#### Exercise
How many lines in the entries below contain the string "washer"? Case counts, and the reply should be the number alone.

#### Supplied material
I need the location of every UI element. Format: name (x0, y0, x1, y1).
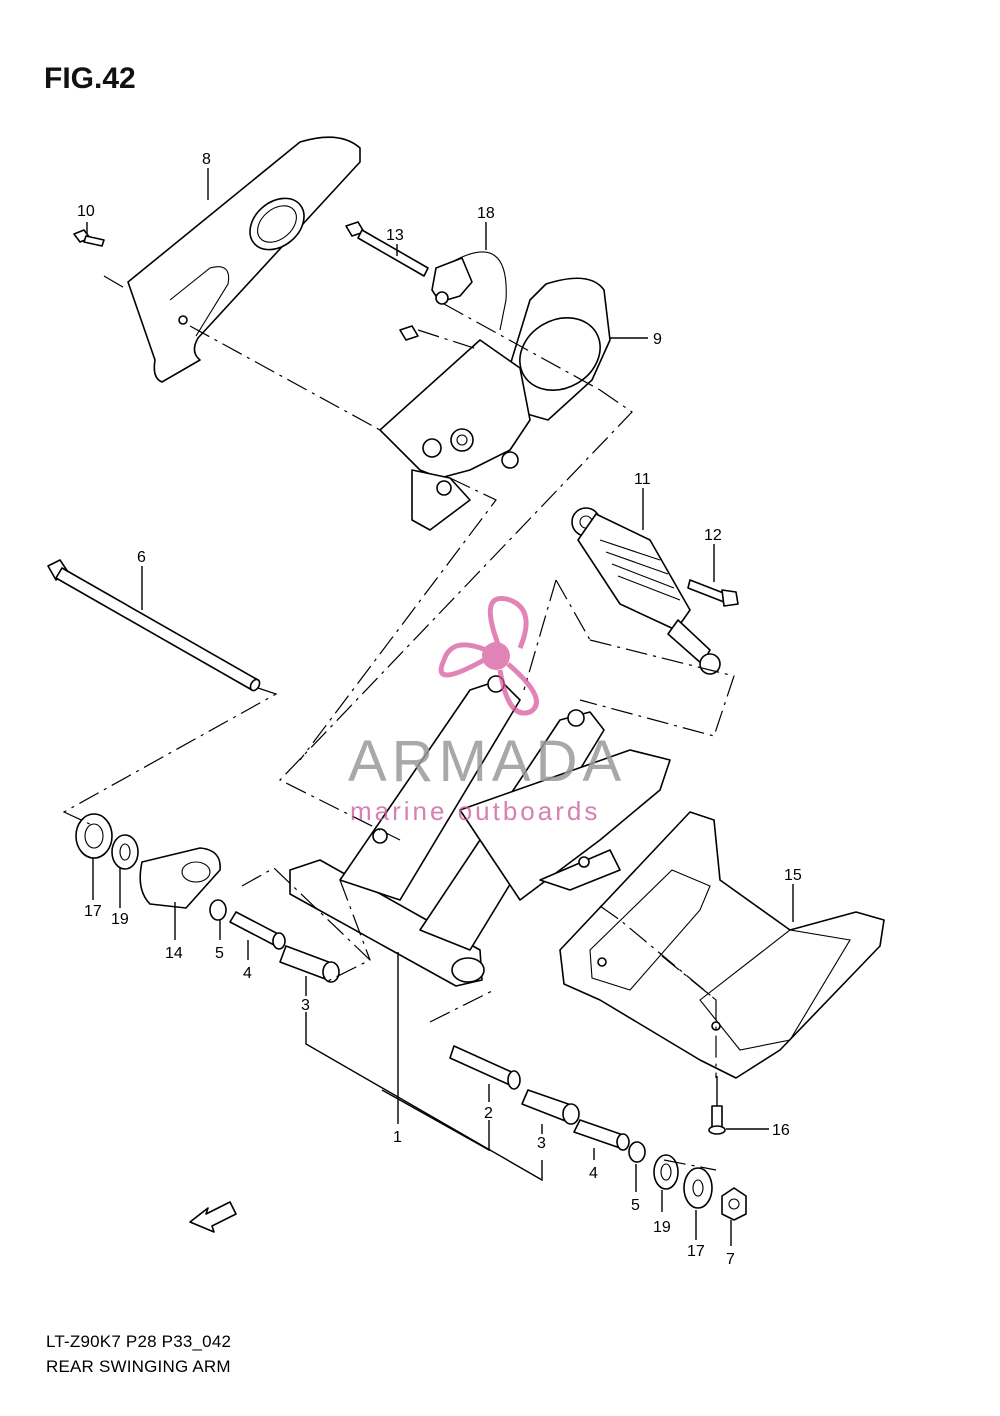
callout-numbers: 8 10 13 18 9 6 11 12 15 16 17 19 14 5 4 … (77, 151, 802, 1268)
callout-14: 14 (165, 945, 183, 962)
callout-8: 8 (202, 151, 211, 168)
callout-9: 9 (653, 331, 662, 348)
callout-4-left: 4 (243, 965, 252, 982)
watermark-brand: ARMADA (348, 729, 627, 794)
pivot-shaft-part-6 (47, 559, 261, 692)
bushing-part-3-left (279, 945, 340, 983)
bushing-part-3-right (521, 1089, 580, 1125)
figure-code: LT-Z90K7 P28 P33_042 (46, 1332, 232, 1351)
callout-17-left: 17 (84, 903, 102, 920)
callout-3-left: 3 (301, 997, 310, 1014)
spacer-part-5-left (209, 899, 227, 921)
bolt-part-13 (345, 221, 429, 277)
callout-19-right: 19 (653, 1219, 671, 1236)
callout-10: 10 (77, 203, 95, 220)
callout-19-left: 19 (111, 911, 129, 928)
callout-5-left: 5 (215, 945, 224, 962)
callout-3-right: 3 (537, 1135, 546, 1152)
callout-18: 18 (477, 205, 495, 222)
callout-15: 15 (784, 867, 802, 884)
collar-part-2 (449, 1045, 521, 1090)
cap-part-14 (139, 847, 221, 909)
callout-6: 6 (137, 549, 146, 566)
nut-part-7 (721, 1187, 747, 1221)
swing-arm-part-1 (289, 675, 671, 987)
bolt-part-12 (687, 579, 739, 607)
bolt-part-16 (708, 1105, 726, 1135)
watermark-tagline: marine outboards (350, 796, 601, 826)
washer-part-19-right (653, 1154, 679, 1190)
leader-lines (86, 168, 794, 1246)
spacer-part-5-right (628, 1141, 646, 1163)
bolt-part-10 (73, 229, 105, 247)
callout-16: 16 (772, 1122, 790, 1139)
fwd-arrow-icon: FWD (189, 1201, 237, 1233)
assembly-lines (62, 275, 735, 1171)
callout-7: 7 (726, 1251, 735, 1268)
armada-logo-icon (438, 596, 539, 716)
skid-plate-part-15 (559, 811, 885, 1079)
bushing-part-4-right (573, 1119, 630, 1151)
callout-17-right: 17 (687, 1243, 705, 1260)
guide-part-18 (431, 251, 507, 331)
bushing-part-4-left (229, 911, 286, 950)
sprocket-guard-part-9 (507, 277, 611, 421)
callout-1: 1 (393, 1129, 402, 1146)
mounting-bracket (379, 325, 531, 531)
callout-13: 13 (386, 227, 404, 244)
figure-title: FIG.42 (44, 62, 136, 95)
oil-seal-part-17-left (75, 813, 113, 859)
washer-part-19-left (111, 834, 139, 870)
callout-4-right: 4 (589, 1165, 598, 1182)
washer-part-17-right (683, 1167, 713, 1209)
chain-cover-part-8 (127, 136, 361, 383)
callout-5-right: 5 (631, 1197, 640, 1214)
callout-2: 2 (484, 1105, 493, 1122)
figure-description: REAR SWINGING ARM (46, 1357, 231, 1376)
callout-12: 12 (704, 527, 722, 544)
shock-absorber-part-11 (571, 507, 721, 675)
callout-11: 11 (634, 471, 651, 488)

#### Complete response
3